> **EXERCISE GOAL**
Print the records again, character for character.

> **DATA SHOWN**

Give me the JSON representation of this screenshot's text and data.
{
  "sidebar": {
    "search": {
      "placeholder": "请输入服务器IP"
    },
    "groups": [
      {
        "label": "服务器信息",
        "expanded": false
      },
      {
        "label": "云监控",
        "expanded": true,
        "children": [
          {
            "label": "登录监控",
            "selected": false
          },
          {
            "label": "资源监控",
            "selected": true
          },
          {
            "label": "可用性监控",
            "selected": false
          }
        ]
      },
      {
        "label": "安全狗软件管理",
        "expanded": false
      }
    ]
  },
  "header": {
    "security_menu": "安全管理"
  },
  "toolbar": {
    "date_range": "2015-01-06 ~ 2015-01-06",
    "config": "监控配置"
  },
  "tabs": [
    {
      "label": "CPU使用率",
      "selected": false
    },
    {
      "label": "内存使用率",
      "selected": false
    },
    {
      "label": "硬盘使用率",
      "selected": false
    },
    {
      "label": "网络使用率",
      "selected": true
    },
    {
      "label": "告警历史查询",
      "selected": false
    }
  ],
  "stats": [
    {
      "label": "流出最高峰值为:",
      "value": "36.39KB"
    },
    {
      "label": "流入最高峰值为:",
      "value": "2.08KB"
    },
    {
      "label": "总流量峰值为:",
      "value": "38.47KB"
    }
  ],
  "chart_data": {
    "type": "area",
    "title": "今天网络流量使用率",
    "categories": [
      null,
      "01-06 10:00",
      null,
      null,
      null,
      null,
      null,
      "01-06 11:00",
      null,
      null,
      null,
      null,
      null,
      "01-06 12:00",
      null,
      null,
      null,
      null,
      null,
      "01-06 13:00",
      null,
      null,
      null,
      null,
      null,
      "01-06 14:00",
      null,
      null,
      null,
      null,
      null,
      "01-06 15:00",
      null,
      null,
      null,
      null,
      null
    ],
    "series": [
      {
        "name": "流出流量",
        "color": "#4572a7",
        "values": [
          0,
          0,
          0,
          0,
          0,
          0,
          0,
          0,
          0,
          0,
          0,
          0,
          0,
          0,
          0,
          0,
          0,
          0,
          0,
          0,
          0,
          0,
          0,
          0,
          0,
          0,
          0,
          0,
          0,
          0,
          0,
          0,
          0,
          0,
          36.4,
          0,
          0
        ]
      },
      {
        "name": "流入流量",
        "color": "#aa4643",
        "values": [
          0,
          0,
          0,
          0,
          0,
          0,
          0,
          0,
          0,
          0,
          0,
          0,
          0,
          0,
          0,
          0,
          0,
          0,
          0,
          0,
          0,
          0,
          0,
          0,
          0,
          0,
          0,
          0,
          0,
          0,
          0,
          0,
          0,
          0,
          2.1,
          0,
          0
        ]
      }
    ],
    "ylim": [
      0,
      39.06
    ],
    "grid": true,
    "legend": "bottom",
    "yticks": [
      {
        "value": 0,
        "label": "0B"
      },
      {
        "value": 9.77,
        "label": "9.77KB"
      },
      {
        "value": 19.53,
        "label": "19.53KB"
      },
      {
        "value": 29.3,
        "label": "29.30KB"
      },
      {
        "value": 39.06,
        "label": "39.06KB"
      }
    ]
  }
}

> **FULL RESPONSE**
Give me the JSON representation of this screenshot's text and data.
{
  "sidebar": {
    "search": {
      "placeholder": "请输入服务器IP"
    },
    "groups": [
      {
        "label": "服务器信息",
        "expanded": false
      },
      {
        "label": "云监控",
        "expanded": true,
        "children": [
          {
            "label": "登录监控",
            "selected": false
          },
          {
            "label": "资源监控",
            "selected": true
          },
          {
            "label": "可用性监控",
            "selected": false
          }
        ]
      },
      {
        "label": "安全狗软件管理",
        "expanded": false
      }
    ]
  },
  "header": {
    "security_menu": "安全管理"
  },
  "toolbar": {
    "date_range": "2015-01-06 ~ 2015-01-06",
    "config": "监控配置"
  },
  "tabs": [
    {
      "label": "CPU使用率",
      "selected": false
    },
    {
      "label": "内存使用率",
      "selected": false
    },
    {
      "label": "硬盘使用率",
      "selected": false
    },
    {
      "label": "网络使用率",
      "selected": true
    },
    {
      "label": "告警历史查询",
      "selected": false
    }
  ],
  "stats": [
    {
      "label": "流出最高峰值为:",
      "value": "36.39KB"
    },
    {
      "label": "流入最高峰值为:",
      "value": "2.08KB"
    },
    {
      "label": "总流量峰值为:",
      "value": "38.47KB"
    }
  ],
  "chart_data": {
    "type": "area",
    "title": "今天网络流量使用率",
    "categories": [
      null,
      "01-06 10:00",
      null,
      null,
      null,
      null,
      null,
      "01-06 11:00",
      null,
      null,
      null,
      null,
      null,
      "01-06 12:00",
      null,
      null,
      null,
      null,
      null,
      "01-06 13:00",
      null,
      null,
      null,
      null,
      null,
      "01-06 14:00",
      null,
      null,
      null,
      null,
      null,
      "01-06 15:00",
      null,
      null,
      null,
      null,
      null
    ],
    "series": [
      {
        "name": "流出流量",
        "color": "#4572a7",
        "values": [
          0,
          0,
          0,
          0,
          0,
          0,
          0,
          0,
          0,
          0,
          0,
          0,
          0,
          0,
          0,
          0,
          0,
          0,
          0,
          0,
          0,
          0,
          0,
          0,
          0,
          0,
          0,
          0,
          0,
          0,
          0,
          0,
          0,
          0,
          36.4,
          0,
          0
        ]
      },
      {
        "name": "流入流量",
        "color": "#aa4643",
        "values": [
          0,
          0,
          0,
          0,
          0,
          0,
          0,
          0,
          0,
          0,
          0,
          0,
          0,
          0,
          0,
          0,
          0,
          0,
          0,
          0,
          0,
          0,
          0,
          0,
          0,
          0,
          0,
          0,
          0,
          0,
          0,
          0,
          0,
          0,
          2.1,
          0,
          0
        ]
      }
    ],
    "ylim": [
      0,
      39.06
    ],
    "grid": true,
    "legend": "bottom",
    "yticks": [
      {
        "value": 0,
        "label": "0B"
      },
      {
        "value": 9.77,
        "label": "9.77KB"
      },
      {
        "value": 19.53,
        "label": "19.53KB"
      },
      {
        "value": 29.3,
        "label": "29.30KB"
      },
      {
        "value": 39.06,
        "label": "39.06KB"
      }
    ]
  }
}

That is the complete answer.